## Start Materials provided

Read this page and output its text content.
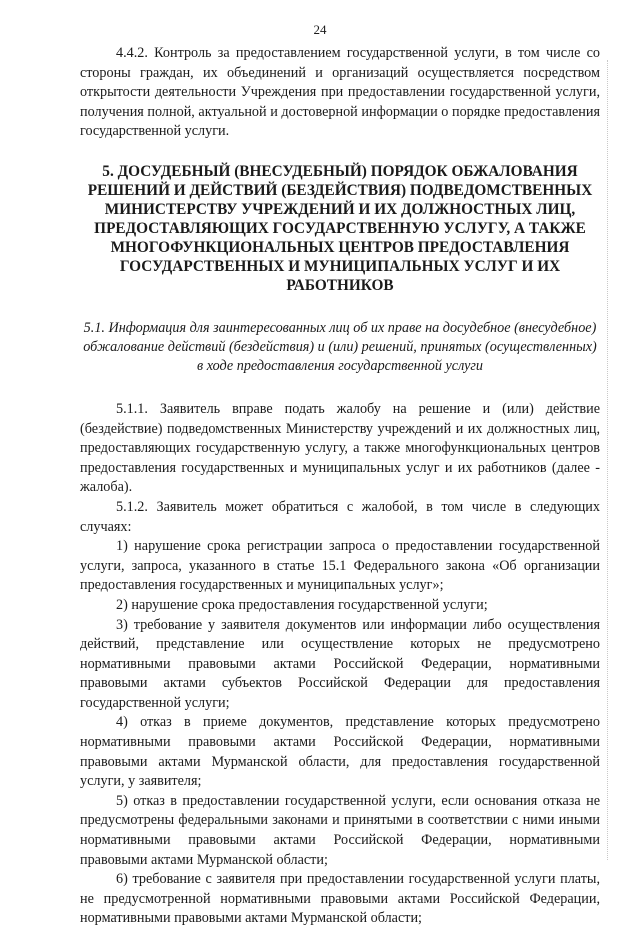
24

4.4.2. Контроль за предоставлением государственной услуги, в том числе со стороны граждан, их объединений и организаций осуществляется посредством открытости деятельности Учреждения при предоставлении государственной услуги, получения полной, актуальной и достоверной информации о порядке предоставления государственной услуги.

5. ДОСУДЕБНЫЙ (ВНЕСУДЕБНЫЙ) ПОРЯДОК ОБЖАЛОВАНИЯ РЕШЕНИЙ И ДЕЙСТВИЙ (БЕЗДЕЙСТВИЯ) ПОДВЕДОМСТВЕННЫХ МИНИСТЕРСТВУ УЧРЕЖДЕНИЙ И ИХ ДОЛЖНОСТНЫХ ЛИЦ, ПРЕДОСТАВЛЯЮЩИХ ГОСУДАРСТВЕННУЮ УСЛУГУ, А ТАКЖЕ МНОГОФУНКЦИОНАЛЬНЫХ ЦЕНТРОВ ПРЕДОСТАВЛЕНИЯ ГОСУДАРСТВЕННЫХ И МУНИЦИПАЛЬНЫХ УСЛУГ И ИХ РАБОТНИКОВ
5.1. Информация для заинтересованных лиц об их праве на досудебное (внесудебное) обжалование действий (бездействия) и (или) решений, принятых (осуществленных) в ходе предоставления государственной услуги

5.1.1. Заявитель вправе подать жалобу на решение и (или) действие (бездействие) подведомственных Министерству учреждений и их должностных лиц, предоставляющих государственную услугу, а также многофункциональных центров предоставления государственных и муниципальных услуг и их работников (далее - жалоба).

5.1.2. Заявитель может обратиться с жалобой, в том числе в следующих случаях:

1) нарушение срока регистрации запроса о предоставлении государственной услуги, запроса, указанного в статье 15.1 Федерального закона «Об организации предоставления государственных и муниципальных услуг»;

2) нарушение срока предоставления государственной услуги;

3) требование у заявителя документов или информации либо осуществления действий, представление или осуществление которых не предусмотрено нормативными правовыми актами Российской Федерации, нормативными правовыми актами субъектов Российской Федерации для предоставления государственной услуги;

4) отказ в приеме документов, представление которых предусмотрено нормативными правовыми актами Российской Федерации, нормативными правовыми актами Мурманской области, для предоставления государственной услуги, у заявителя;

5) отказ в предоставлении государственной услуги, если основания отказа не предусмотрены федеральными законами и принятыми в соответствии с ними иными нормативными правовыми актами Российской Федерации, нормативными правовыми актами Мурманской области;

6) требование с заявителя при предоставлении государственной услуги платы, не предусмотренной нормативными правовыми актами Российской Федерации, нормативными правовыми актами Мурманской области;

## End Materials provided
## Start Materials provided

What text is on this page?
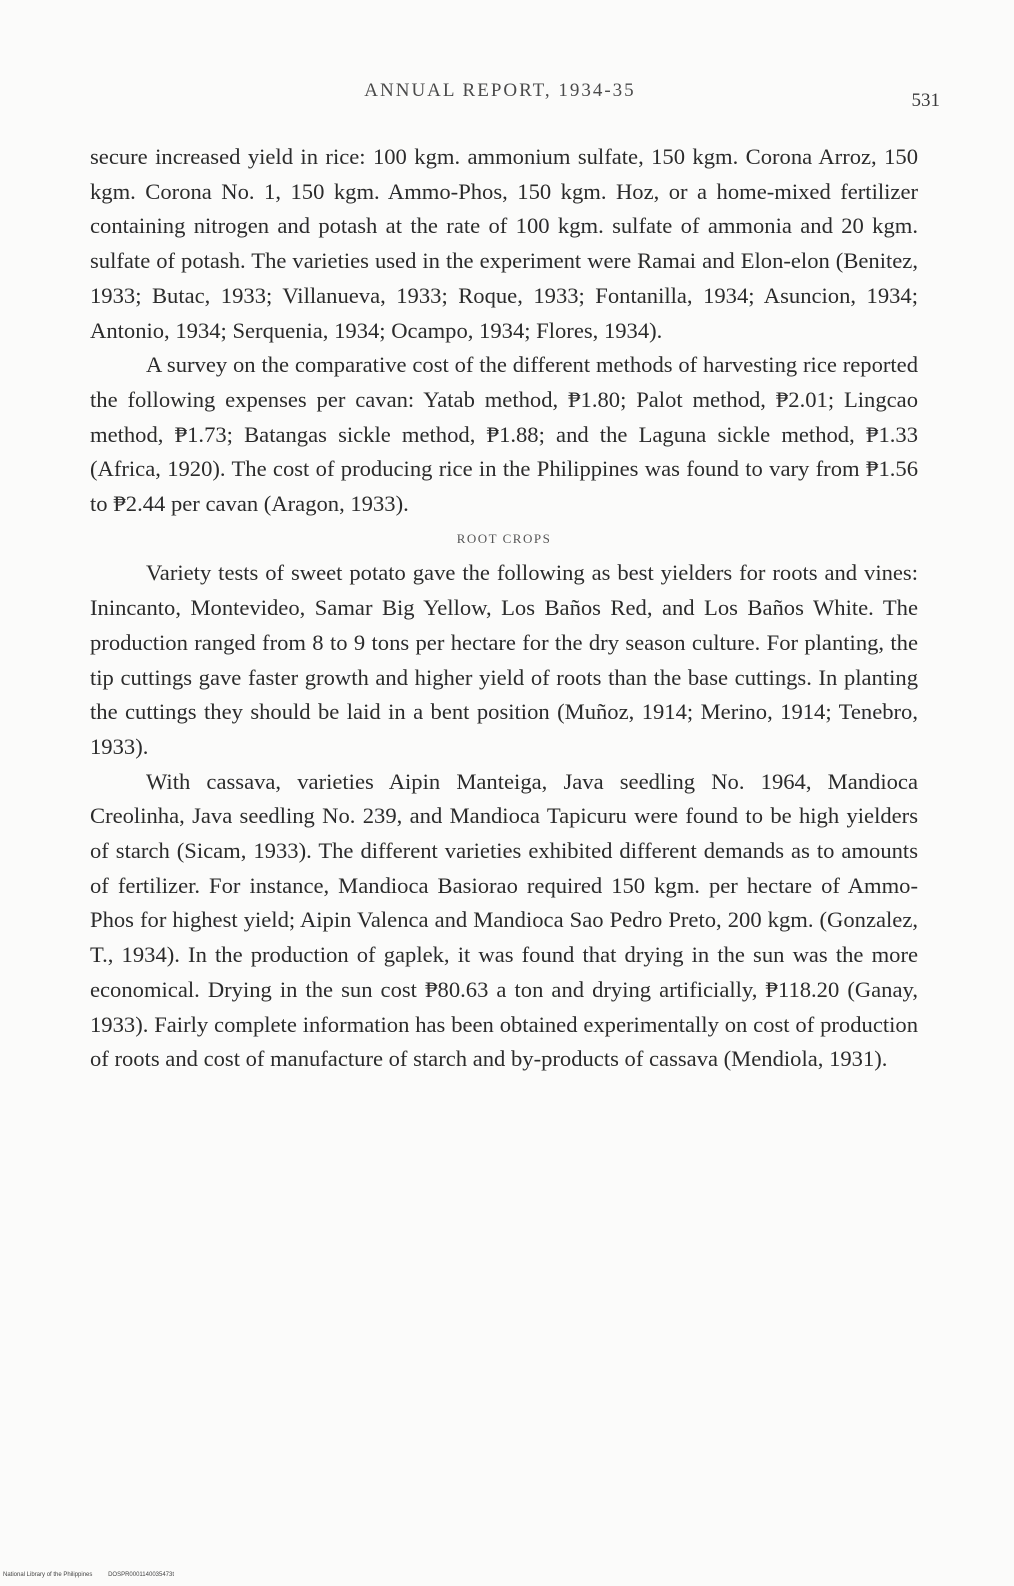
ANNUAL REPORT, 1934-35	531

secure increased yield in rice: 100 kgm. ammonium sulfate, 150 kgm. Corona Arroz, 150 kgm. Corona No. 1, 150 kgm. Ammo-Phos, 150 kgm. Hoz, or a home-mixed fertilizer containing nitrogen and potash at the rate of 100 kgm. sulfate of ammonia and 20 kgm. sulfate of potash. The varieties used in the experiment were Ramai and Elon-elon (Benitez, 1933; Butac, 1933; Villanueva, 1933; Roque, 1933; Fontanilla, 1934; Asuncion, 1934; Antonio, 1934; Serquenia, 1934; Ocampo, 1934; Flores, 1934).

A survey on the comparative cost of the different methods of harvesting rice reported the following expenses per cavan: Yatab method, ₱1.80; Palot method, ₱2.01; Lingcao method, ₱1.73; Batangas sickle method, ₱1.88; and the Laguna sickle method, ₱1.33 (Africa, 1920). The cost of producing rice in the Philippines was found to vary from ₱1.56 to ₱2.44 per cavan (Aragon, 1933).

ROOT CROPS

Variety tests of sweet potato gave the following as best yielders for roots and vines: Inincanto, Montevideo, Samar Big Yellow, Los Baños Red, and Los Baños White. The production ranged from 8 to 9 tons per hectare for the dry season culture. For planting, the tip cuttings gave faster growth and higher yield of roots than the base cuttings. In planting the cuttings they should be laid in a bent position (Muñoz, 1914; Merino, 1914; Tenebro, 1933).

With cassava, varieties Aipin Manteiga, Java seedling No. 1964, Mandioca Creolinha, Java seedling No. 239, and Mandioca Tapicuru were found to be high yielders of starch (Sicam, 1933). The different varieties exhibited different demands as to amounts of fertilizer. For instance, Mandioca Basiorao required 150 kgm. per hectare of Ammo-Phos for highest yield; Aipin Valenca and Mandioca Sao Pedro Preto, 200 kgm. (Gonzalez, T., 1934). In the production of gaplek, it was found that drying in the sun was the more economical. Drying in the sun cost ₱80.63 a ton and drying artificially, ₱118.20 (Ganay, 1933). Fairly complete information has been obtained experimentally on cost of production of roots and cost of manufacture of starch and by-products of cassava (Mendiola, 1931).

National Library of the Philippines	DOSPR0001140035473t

## End Materials provided

[Exercise task]
Lines from the records above that hold "Philippines" are the ones to list.

[Solution to the exercise]
A survey on the comparative cost of the different methods of harvesting rice reported the following expenses per cavan: Yatab method, ₱1.80; Palot method, ₱2.01; Lingcao method, ₱1.73; Batangas sickle method, ₱1.88; and the Laguna sickle method, ₱1.33 (Africa, 1920). The cost of producing rice in the Philippines was found to vary from ₱1.56 to ₱2.44 per cavan (Aragon, 1933).
National Library of the Philippines	DOSPR0001140035473t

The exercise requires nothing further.